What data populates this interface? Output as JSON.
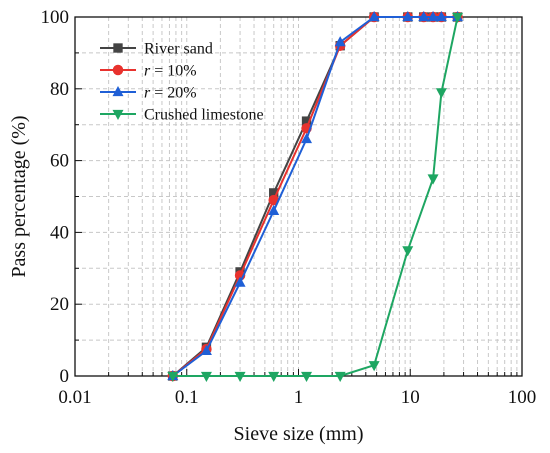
{
  "chart_data": {
    "type": "line",
    "xlabel": "Sieve size (mm)",
    "ylabel": "Pass percentage (%)",
    "xscale": "log",
    "xlim": [
      0.01,
      100
    ],
    "ylim": [
      0,
      100
    ],
    "x_ticks": [
      0.01,
      0.1,
      1,
      10,
      100
    ],
    "x_tick_labels": [
      "0.01",
      "0.1",
      "1",
      "10",
      "100"
    ],
    "y_ticks": [
      0,
      20,
      40,
      60,
      80,
      100
    ],
    "y_tick_labels": [
      "0",
      "20",
      "40",
      "60",
      "80",
      "100"
    ],
    "grid": true,
    "legend_position": "top-left",
    "series": [
      {
        "name": "River sand",
        "color": "#444444",
        "marker": "square",
        "x": [
          0.075,
          0.15,
          0.3,
          0.6,
          1.18,
          2.36,
          4.75,
          9.5,
          13.2,
          16,
          19,
          26.5
        ],
        "y": [
          0,
          8,
          29,
          51,
          71,
          92,
          100,
          100,
          100,
          100,
          100,
          100
        ]
      },
      {
        "name": "r = 10%",
        "color": "#e8322e",
        "marker": "circle",
        "x": [
          0.075,
          0.15,
          0.3,
          0.6,
          1.18,
          2.36,
          4.75,
          9.5,
          13.2,
          16,
          19,
          26.5
        ],
        "y": [
          0,
          7.5,
          28,
          49,
          69,
          92,
          100,
          100,
          100,
          100,
          100,
          100
        ]
      },
      {
        "name": "r = 20%",
        "color": "#1f5fd6",
        "marker": "triangle-up",
        "x": [
          0.075,
          0.15,
          0.3,
          0.6,
          1.18,
          2.36,
          4.75,
          9.5,
          13.2,
          16,
          19,
          26.5
        ],
        "y": [
          0,
          7,
          26,
          46,
          66,
          93,
          100,
          100,
          100,
          100,
          100,
          100
        ]
      },
      {
        "name": "Crushed limestone",
        "color": "#1ea662",
        "marker": "triangle-down",
        "x": [
          0.075,
          0.15,
          0.3,
          0.6,
          1.18,
          2.36,
          4.75,
          9.5,
          16,
          19,
          26.5
        ],
        "y": [
          0,
          0,
          0,
          0,
          0,
          0,
          3,
          35,
          55,
          79,
          100
        ]
      }
    ]
  }
}
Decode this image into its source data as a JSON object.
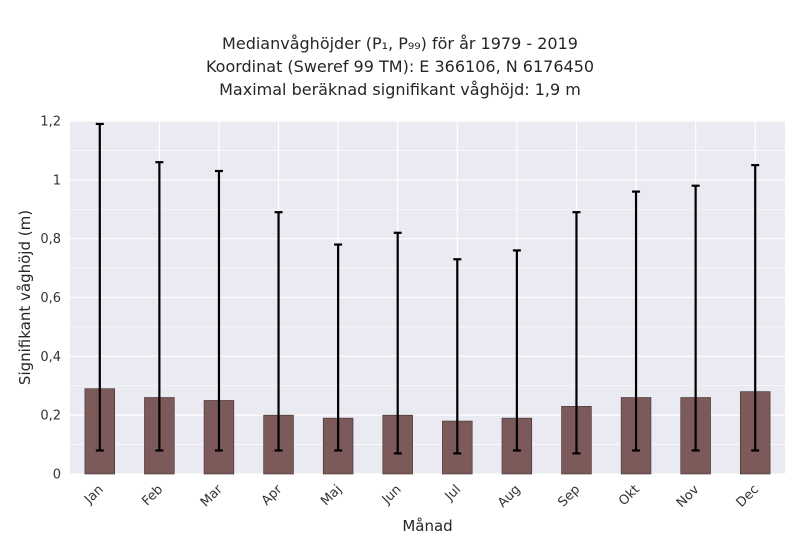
========
Select, from the listing, all lines that include the word "JSON".

What data populates this interface? Output as JSON.
Decode this image into its source data as a JSON object.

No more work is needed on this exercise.